* BEGIN *

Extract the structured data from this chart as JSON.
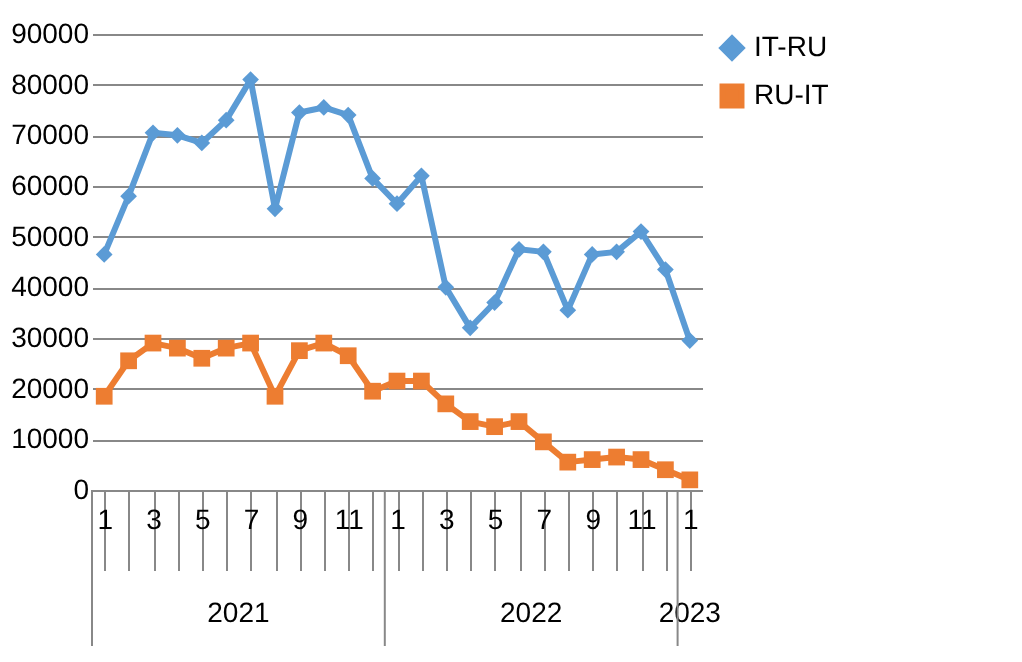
{
  "chart_data": {
    "type": "line",
    "categories": [
      "1",
      null,
      "3",
      null,
      "5",
      null,
      "7",
      null,
      "9",
      null,
      "11",
      null,
      "1",
      null,
      "3",
      null,
      "5",
      null,
      "7",
      null,
      "9",
      null,
      "11",
      null,
      "1"
    ],
    "annotations": [
      "2021",
      "2022",
      "2023"
    ],
    "series": [
      {
        "name": "IT-RU",
        "color": "#5b9bd5",
        "marker": "diamond",
        "values": [
          46500,
          58000,
          70500,
          70000,
          68500,
          73000,
          81000,
          55500,
          74500,
          75500,
          74000,
          61500,
          56500,
          62000,
          40000,
          32000,
          37000,
          47500,
          47000,
          35500,
          46500,
          47000,
          51000,
          43500,
          29500
        ]
      },
      {
        "name": "RU-IT",
        "color": "#ed7d31",
        "marker": "square",
        "values": [
          18500,
          25500,
          29000,
          28000,
          26000,
          28000,
          29000,
          18500,
          27500,
          29000,
          26500,
          19500,
          21500,
          21500,
          17000,
          13500,
          12500,
          13500,
          9500,
          5500,
          6000,
          6500,
          6000,
          4000,
          2000
        ]
      }
    ],
    "ylim": [
      0,
      90000
    ],
    "yticks": [
      0,
      10000,
      20000,
      30000,
      40000,
      50000,
      60000,
      70000,
      80000,
      90000
    ],
    "grid": "y",
    "legend": "right",
    "line_style": "solid"
  }
}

* END *

Give every record again exactly, apart from the pictures, which stay out.

* **Complete output**:
Extract the structured data from this chart as JSON.
{
  "chart_data": {
    "type": "line",
    "categories": [
      "1",
      null,
      "3",
      null,
      "5",
      null,
      "7",
      null,
      "9",
      null,
      "11",
      null,
      "1",
      null,
      "3",
      null,
      "5",
      null,
      "7",
      null,
      "9",
      null,
      "11",
      null,
      "1"
    ],
    "annotations": [
      "2021",
      "2022",
      "2023"
    ],
    "series": [
      {
        "name": "IT-RU",
        "color": "#5b9bd5",
        "marker": "diamond",
        "values": [
          46500,
          58000,
          70500,
          70000,
          68500,
          73000,
          81000,
          55500,
          74500,
          75500,
          74000,
          61500,
          56500,
          62000,
          40000,
          32000,
          37000,
          47500,
          47000,
          35500,
          46500,
          47000,
          51000,
          43500,
          29500
        ]
      },
      {
        "name": "RU-IT",
        "color": "#ed7d31",
        "marker": "square",
        "values": [
          18500,
          25500,
          29000,
          28000,
          26000,
          28000,
          29000,
          18500,
          27500,
          29000,
          26500,
          19500,
          21500,
          21500,
          17000,
          13500,
          12500,
          13500,
          9500,
          5500,
          6000,
          6500,
          6000,
          4000,
          2000
        ]
      }
    ],
    "ylim": [
      0,
      90000
    ],
    "yticks": [
      0,
      10000,
      20000,
      30000,
      40000,
      50000,
      60000,
      70000,
      80000,
      90000
    ],
    "grid": "y",
    "legend": "right",
    "line_style": "solid"
  }
}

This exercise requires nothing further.